:: Extracted data entries ::

* START *

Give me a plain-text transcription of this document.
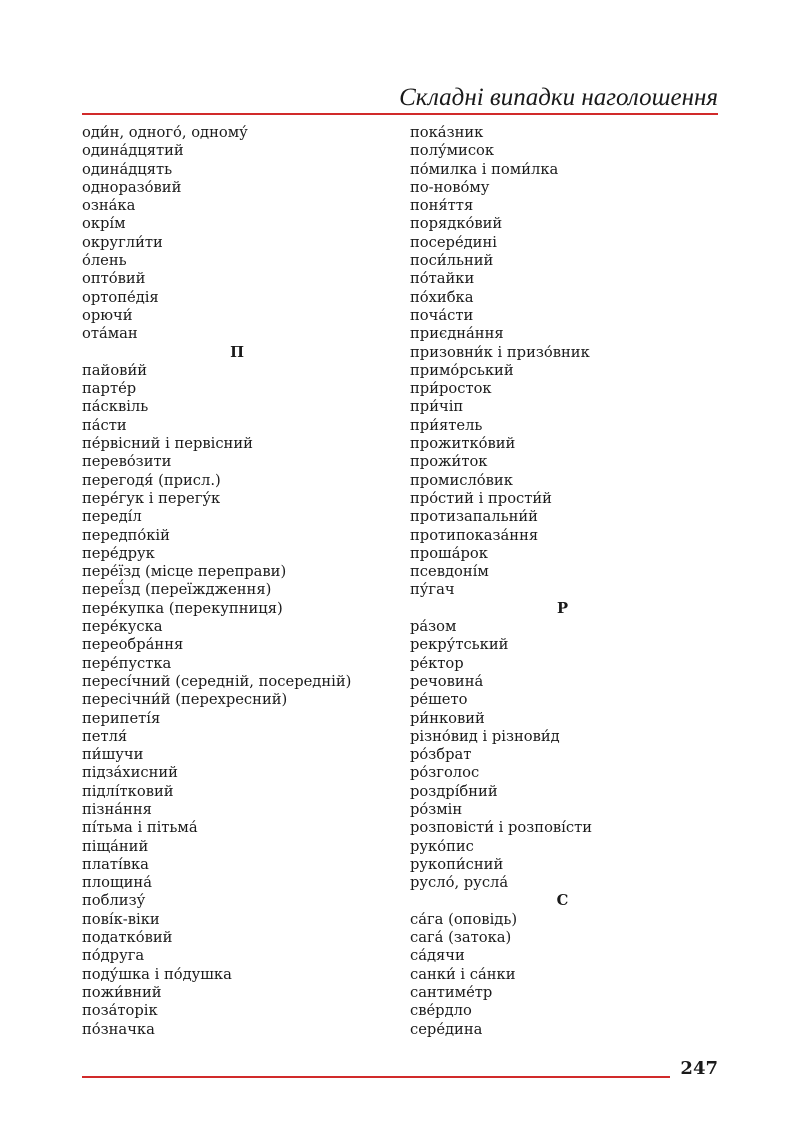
Складні випадки наголошення
оди́н, одного́, одному́
одина́дцятий
одина́дцять
одноразо́вий
озна́ка
окрі́м
округли́ти
о́лень
опто́вий
ортопе́дія
орючи́
ота́ман
П
пайови́й
парте́р
па́сквіль
па́сти
пе́рвісний і первісний
перево́зити
перегодя́ (присл.)
пере́гук і перегу́к
переді́л
передпо́кій
пере́друк
пере́їзд (місце переправи)
переї́зд (переїждження)
пере́купка (перекупниця)
пере́куска
переобра́ння
пере́пустка
пересі́чний (середній, посередній)
пересічни́й (перехресний)
перипеті́я
петля́
пи́шучи
підза́хисний
підлі́тковий
пізна́ння
пі́тьма і пітьма́
піща́ний
платі́вка
площина́
поблизу́
пові́к-віки
податко́вий
по́друга
поду́шка і по́душка
пожи́вний
поза́торік
по́значка
пока́зник
полу́мисок
по́милка і поми́лка
по-ново́му
поня́ття
порядко́вий
посере́дині
поси́льний
по́тайки
по́хибка
поча́сти
приєдна́ння
призовни́к і призо́вник
примо́рський
при́росток
при́чіп
при́ятель
прожитко́вий
прожи́ток
промисло́вик
про́стий і прости́й
протизапальни́й
протипоказа́ння
проша́рок
псевдоні́м
пу́гач
Р
ра́зом
рекру́тський
ре́ктор
речовина́
ре́шето
ри́нковий
різно́вид і різнови́д
ро́збрат
ро́зголос
роздрі́бний
ро́змін
розповісти́ і розпові́сти
руко́пис
рукопи́сний
русло́, русла́
С
са́га (оповідь)
сага́ (затока)
са́дячи
санки́ і са́нки
сантиме́тр
све́рдло
сере́дина
247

* END *

:: EXERCISE REQUIREMENTS ::
Leave out the pictures and return every record word for word.

:: FINISHED EXERCISE ::
Give me a plain-text transcription of this document.
Складні випадки наголошення
оди́н, одного́, одному́
одина́дцятий
одина́дцять
одноразо́вий
озна́ка
окрі́м
округли́ти
о́лень
опто́вий
ортопе́дія
орючи́
ота́ман
П
пайови́й
парте́р
па́сквіль
па́сти
пе́рвісний і первісний
перево́зити
перегодя́ (присл.)
пере́гук і перегу́к
переді́л
передпо́кій
пере́друк
пере́їзд (місце переправи)
переї́зд (переїждження)
пере́купка (перекупниця)
пере́куска
переобра́ння
пере́пустка
пересі́чний (середній, посередній)
пересічни́й (перехресний)
перипеті́я
петля́
пи́шучи
підза́хисний
підлі́тковий
пізна́ння
пі́тьма і пітьма́
піща́ний
платі́вка
площина́
поблизу́
пові́к-віки
податко́вий
по́друга
поду́шка і по́душка
пожи́вний
поза́торік
по́значка
пока́зник
полу́мисок
по́милка і поми́лка
по-ново́му
поня́ття
порядко́вий
посере́дині
поси́льний
по́тайки
по́хибка
поча́сти
приєдна́ння
призовни́к і призо́вник
примо́рський
при́росток
при́чіп
при́ятель
прожитко́вий
прожи́ток
промисло́вик
про́стий і прости́й
протизапальни́й
протипоказа́ння
проша́рок
псевдоні́м
пу́гач
Р
ра́зом
рекру́тський
ре́ктор
речовина́
ре́шето
ри́нковий
різно́вид і різнови́д
ро́збрат
ро́зголос
роздрі́бний
ро́змін
розповісти́ і розпові́сти
руко́пис
рукопи́сний
русло́, русла́
С
са́га (оповідь)
сага́ (затока)
са́дячи
санки́ і са́нки
сантиме́тр
све́рдло
сере́дина
247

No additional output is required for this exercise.